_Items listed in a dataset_
▶

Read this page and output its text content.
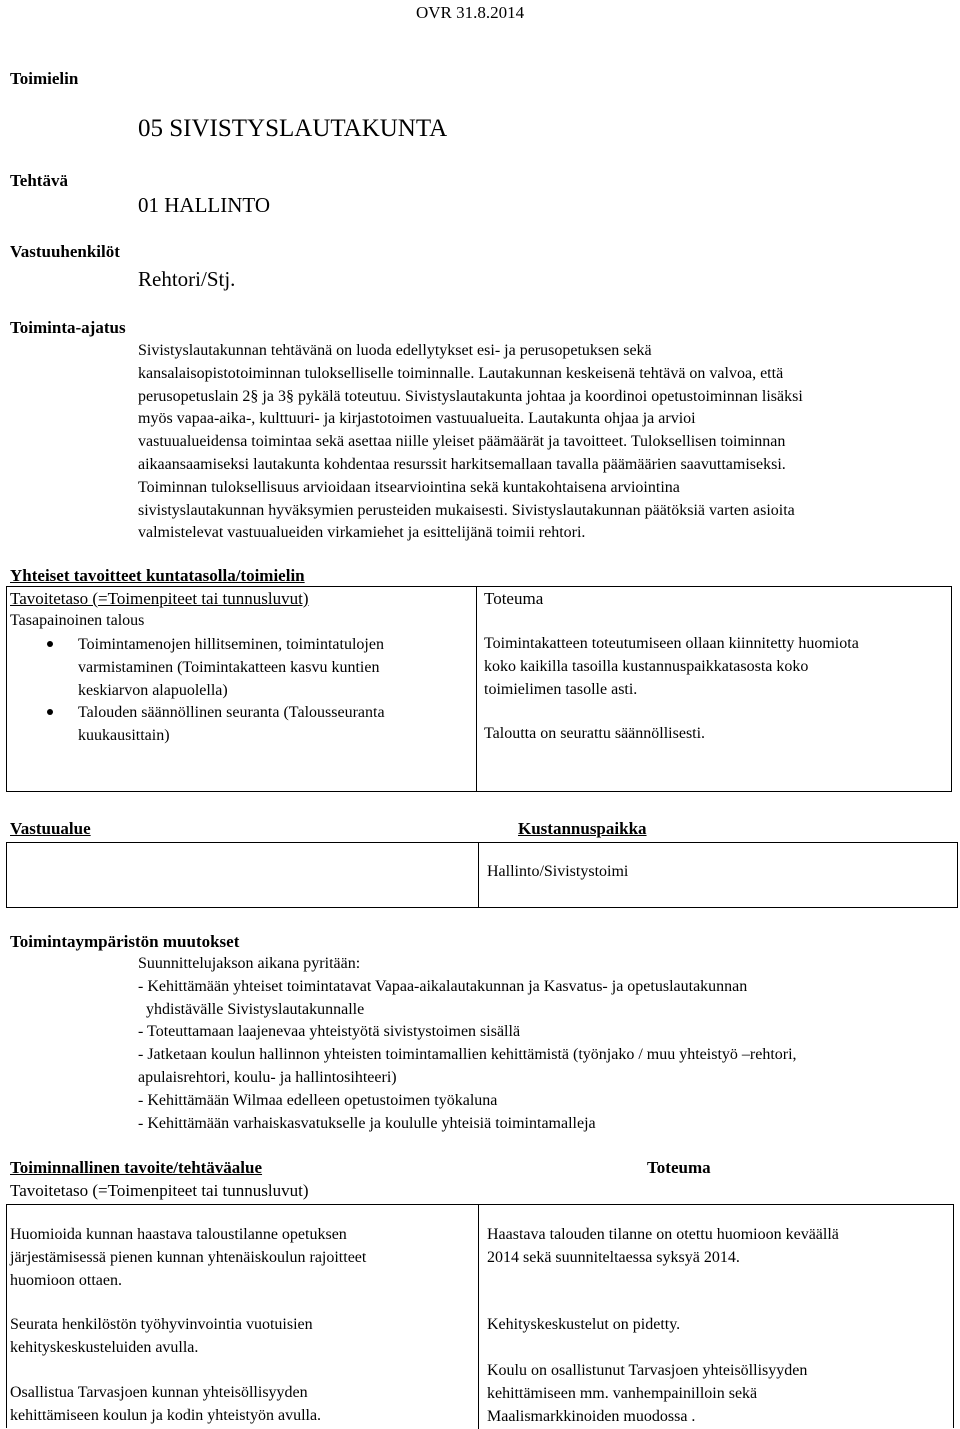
OVR 31.8.2014
Toimielin
05 SIVISTYSLAUTAKUNTA
Tehtävä
01 HALLINTO
Vastuuhenkilöt
Rehtori/Stj.
Toiminta-ajatus
Sivistyslautakunnan tehtävänä on luoda edellytykset esi- ja perusopetuksen sekä
kansalaisopistotoiminnan tulokselliselle toiminnalle. Lautakunnan keskeisenä tehtävä on valvoa, että
perusopetuslain 2§ ja 3§ pykälä toteutuu. Sivistyslautakunta johtaa ja koordinoi opetustoiminnan lisäksi
myös vapaa-aika-, kulttuuri- ja kirjastotoimen vastuualueita. Lautakunta ohjaa ja arvioi
vastuualueidensa toimintaa sekä asettaa niille yleiset päämäärät ja tavoitteet. Tuloksellisen toiminnan
aikaansaamiseksi lautakunta kohdentaa resurssit harkitsemallaan tavalla päämäärien saavuttamiseksi.
Toiminnan tuloksellisuus arvioidaan itsearviointina sekä kuntakohtaisena arviointina
sivistyslautakunnan hyväksymien perusteiden mukaisesti. Sivistyslautakunnan päätöksiä varten asioita
valmistelevat vastuualueiden virkamiehet ja esittelijänä toimii rehtori.
Yhteiset tavoitteet kuntatasolla/toimielin
Tavoitetaso (=Toimenpiteet tai tunnusluvut)
Tasapainoinen talous
Toimintamenojen hillitseminen, toimintatulojen
varmistaminen (Toimintakatteen kasvu kuntien
keskiarvon alapuolella)
Talouden säännöllinen seuranta (Talousseuranta
kuukausittain)
Toteuma
Toimintakatteen toteutumiseen ollaan kiinnitetty huomiota
koko kaikilla tasoilla kustannuspaikkatasosta koko
toimielimen tasolle asti.
Taloutta on seurattu säännöllisesti.
Vastuualue	Kustannuspaikka
Hallinto/Sivistystoimi
Toimintaympäristön muutokset
Suunnittelujakson aikana pyritään:
- Kehittämään yhteiset toimintatavat Vapaa-aikalautakunnan ja Kasvatus- ja opetuslautakunnan
yhdistävälle Sivistyslautakunnalle
- Toteuttamaan laajenevaa yhteistyötä sivistystoimen sisällä
- Jatketaan koulun hallinnon yhteisten toimintamallien kehittämistä (työnjako / muu yhteistyö –rehtori,
apulaisrehtori, koulu- ja hallintosihteeri)
- Kehittämään Wilmaa edelleen opetustoimen työkaluna
- Kehittämään varhaiskasvatukselle ja koululle yhteisiä toimintamalleja
Toiminnallinen tavoite/tehtäväalue	Toteuma
Tavoitetaso (=Toimenpiteet tai tunnusluvut)
Huomioida kunnan haastava taloustilanne opetuksen
järjestämisessä pienen kunnan yhtenäiskoulun rajoitteet
huomioon ottaen.
Seurata henkilöstön työhyvinvointia vuotuisien
kehityskeskusteluiden avulla.
Osallistua Tarvasjoen kunnan yhteisöllisyyden
kehittämiseen koulun ja kodin yhteistyön avulla.
Haastava talouden tilanne on otettu huomioon keväällä
2014 sekä suunniteltaessa syksyä 2014.
Kehityskeskustelut on pidetty.
Koulu on osallistunut Tarvasjoen yhteisöllisyyden
kehittämiseen mm. vanhempainilloin sekä
Maalismarkkinoiden muodossa .
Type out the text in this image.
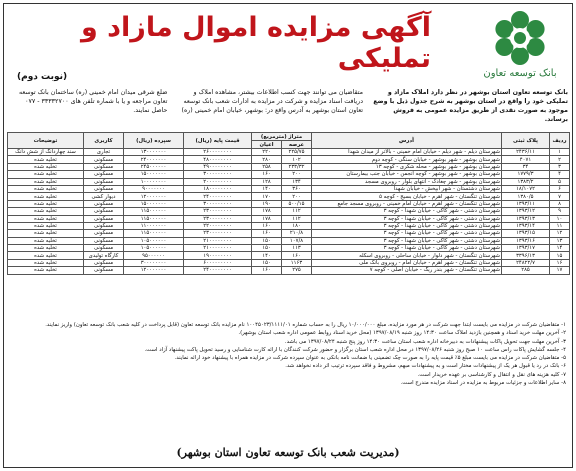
بانک توسعه تعاون
آگهی مزایده اموال مازاد و تملیکی
(نوبت دوم)
بانک توسعه تعاون استان بوشهر در نظر دارد املاک مازاد و تملیکی خود را واقع در استان بوشهر به شرح جدول ذیل با وضع موجود به صورت نقدی از طریق مزایده عمومی به فروش برساند.
متقاضیان می توانند جهت کسب اطلاعات بیشتر، مشاهده املاک و دریافت اسناد مزایده و شرکت در مزایده به ادارات شعب بانک توسعه تعاون استان بوشهر به آدرس واقع در: بوشهر، خیابان امام خمینی (ره)
ضلع شرقی میدان امام خمینی (ره) ساختمان بانک توسعه تعاون مراجعه و یا با شماره تلفن های ۳۳۳۳۲۷۰۰ - ۰۷۷ حاصل نمایند.
ردیف	پلاک ثبتی	آدرس	متراژ (مترمربع)		قیمت پایه (ریال)	سپرده (ریال)	کاربری	توضیحات
			عرصه	اعیان				
۱	۲۴۳۶/۱۱	شهرستان دیلم - شهر دیلم - خیابان امام خمینی - بالاتر از میدان شهدا	۲۲۵/۷۵	۲۲۰	۲۶۰۰۰۰۰۰۰۰	۱۳۰۰۰۰۰۰۰	تجاری	سند چهاردانگ از شش دانگ
۲	۴۰۷۱	شهرستان بوشهر - شهر بوشهر - خیابان سنگی - کوچه دوم	۱۰۲	۲۸۰	۴۸۰۰۰۰۰۰۰۰	۲۴۰۰۰۰۰۰۰	مسکونی	تخلیه شده
۳	۳۴	شهرستان بوشهر - شهر بوشهر - محله شکری - کوچه ۱۳	۲۳۳/۳۲	۲۵۸	۴۹۰۰۰۰۰۰۰۰	۲۴۵۰۰۰۰۰۰	مسکونی	تخلیه شده
۴	۱۷۷۹/۳	شهرستان بوشهر - شهر بوشهر - کوچه انجمن - خیابان جنب بیمارستان	۲۰۰	۱۶۰	۳۰۰۰۰۰۰۰۰۰	۱۵۰۰۰۰۰۰۰	مسکونی	تخلیه شده
۵	۱۳۸۳/۲	شهرستان بوشهر - شهر چغادک - انتهای بلوار - روبروی مسجد	۱۳۴	۱۲۸	۲۰۰۰۰۰۰۰۰۰	۱۰۰۰۰۰۰۰۰	مسکونی	تخلیه شده
۶	۱۸/۱۰۷۲	شهرستان دشتستان - شهر آبپخش - خیابان شهدا	۳۶۰	۱۴۰	۱۸۰۰۰۰۰۰۰۰	۹۰۰۰۰۰۰۰	مسکونی	تخلیه شده
۷	۱۳۸۰/۵	شهرستان تنگستان - شهر اهرم - خیابان بسیج - کوچه ۵	۲۰۰	۱۷۰	۲۴۰۰۰۰۰۰۰۰	۱۲۰۰۰۰۰۰۰	دیوار کشی	تخلیه شده
۸	۱۳۹۳/۱۱	شهرستان تنگستان - شهر اهرم - خیابان امام خمینی - روبروی مسجد جامع	۵۰۰/۱۵	۱۹۰	۳۰۰۰۰۰۰۰۰۰	۱۵۰۰۰۰۰۰۰	مسکونی	تخلیه شده
۹	۱۳۹۳/۱۲	شهرستان دشتی - شهر کاکی - خیابان شهدا - کوچه ۳	۱۱۲	۱۷۸	۲۳۰۰۰۰۰۰۰۰	۱۱۵۰۰۰۰۰۰	مسکونی	تخلیه شده
۱۰	۱۳۹۳/۱۳	شهرستان دشتی - شهر کاکی - خیابان شهدا - کوچه ۳	۱۱۲	۱۷۸	۲۳۰۰۰۰۰۰۰۰	۱۱۵۰۰۰۰۰۰	مسکونی	تخلیه شده
۱۱	۱۳۹۳/۱۴	شهرستان دشتی - شهر کاکی - خیابان شهدا - کوچه ۳	۱۸۰	۱۶۰	۲۲۰۰۰۰۰۰۰۰	۱۱۰۰۰۰۰۰۰	مسکونی	تخلیه شده
۱۲	۱۳۹۳/۱۵	شهرستان دشتی - شهر کاکی - خیابان شهدا - کوچه ۳	۲۱۰/۸	۱۶۰	۲۳۰۰۰۰۰۰۰۰	۱۱۵۰۰۰۰۰۰	مسکونی	تخلیه شده
۱۳	۱۳۹۳/۱۶	شهرستان دشتی - شهر کاکی - خیابان شهدا - کوچه ۳	۱۰۷/۸	۱۵۰	۲۱۰۰۰۰۰۰۰۰	۱۰۵۰۰۰۰۰۰	مسکونی	تخلیه شده
۱۴	۱۳۹۳/۱۷	شهرستان دشتی - شهر کاکی - خیابان شهدا - کوچه ۳	۱۱۳	۱۵۰	۲۱۰۰۰۰۰۰۰۰	۱۰۵۰۰۰۰۰۰	مسکونی	تخلیه شده
۱۵	۳۳۹۶/۱۳	شهرستان تنگستان - شهر دلوار - خیابان ساحلی - روبروی اسکله	۱۶۰	۱۴۰	۱۹۰۰۰۰۰۰۰۰	۹۵۰۰۰۰۰۰	کارگاه تولیدی	تخلیه شده
۱۶	۲۴۸۲۲/۷	شهرستان تنگستان - شهر اهرم - خیابان امام - روبروی بانک ملی	۱۱۶۳	۱۵۰	۶۰۰۰۰۰۰۰۰۰	۳۰۰۰۰۰۰۰۰	مسکونی	تخلیه شده
۱۷	۲۸۵	شهرستان تنگستان - شهر بندر ریگ - خیابان اصلی - کوچه ۷	۲۷۵	۱۶۰	۲۴۰۰۰۰۰۰۰۰	۱۲۰۰۰۰۰۰۰	مسکونی	تخلیه شده

۱- متقاضیان شرکت در مزایده می بایست ابتدا جهت شرکت در هر مورد مزایده، مبلغ ۱۰/۰۰۰/۰۰۰ ریال را به حساب شماره ۱۰۰۴۵۰۲۳/۱۱۱۱/۰۱ نام مزایده بانک توسعه تعاون (قابل پرداخت در کلیه شعب بانک توسعه تعاون) واریز نمایند.

۲- آخرین مهلت خرید اسناد و همچنین بازدید املاک ساعت ۱۴:۳۰ روز شنبه ۱۳۹۷/۰۸/۱۹ (محل خرید اسناد روابط عمومی اداره شعب استان بوشهر).

۳- آخرین مهلت جهت تحویل پاکات پیشنهادات به دبیرخانه اداره شعب استان ساعت ۱۴:۳۰ روز پنج شنبه ۱۳۹۷/۰۸/۲۴ می باشد.

۴- جلسه گشایش پاکات راس ساعت ۱۰ صبح روز شنبه ۱۳۹۷/۰۸/۲۶ در محل اداره شعب استان برگزار و حضور شرکت کنندگان با ارائه کارت شناسایی و رسید تحویل پاکت پیشنهاد آزاد است.

۵- متقاضیان شرکت در مزایده می بایست مبلغ ۵٪ قیمت پایه را به صورت چک تضمینی یا ضمانت نامه بانکی به عنوان سپرده شرکت در مزایده همراه با پیشنهاد خود ارائه نمایند.

۶- بانک در رد یا قبول هر یک از پیشنهادات مختار است و به پیشنهادات مبهم، مشروط و فاقد سپرده ترتیب اثر داده نخواهد شد.

۷- کلیه هزینه های نقل و انتقال و کارشناسی بر عهده خریدار است.

۸- سایر اطلاعات و جزئیات مربوط به مزایده در اسناد مزایده مندرج است.

(مدیریت شعب بانک توسعه تعاون استان بوشهر)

◀

_INSTRUCTIONS TO FOLLOW_
Pick out all lines from the data above in which the word "آدرس" appears.

_SOLUTION BELOW_
متقاضیان می توانند جهت کسب اطلاعات بیشتر، مشاهده املاک و دریافت اسناد مزایده و شرکت در مزایده به ادارات شعب بانک توسعه تعاون استان بوشهر به آدرس واقع در: بوشهر، خیابان امام خمینی (ره)
ردیف	پلاک ثبتی	آدرس	متراژ (مترمربع)		قیمت پایه (ریال)	سپرده (ریال)	کاربری	توضیحات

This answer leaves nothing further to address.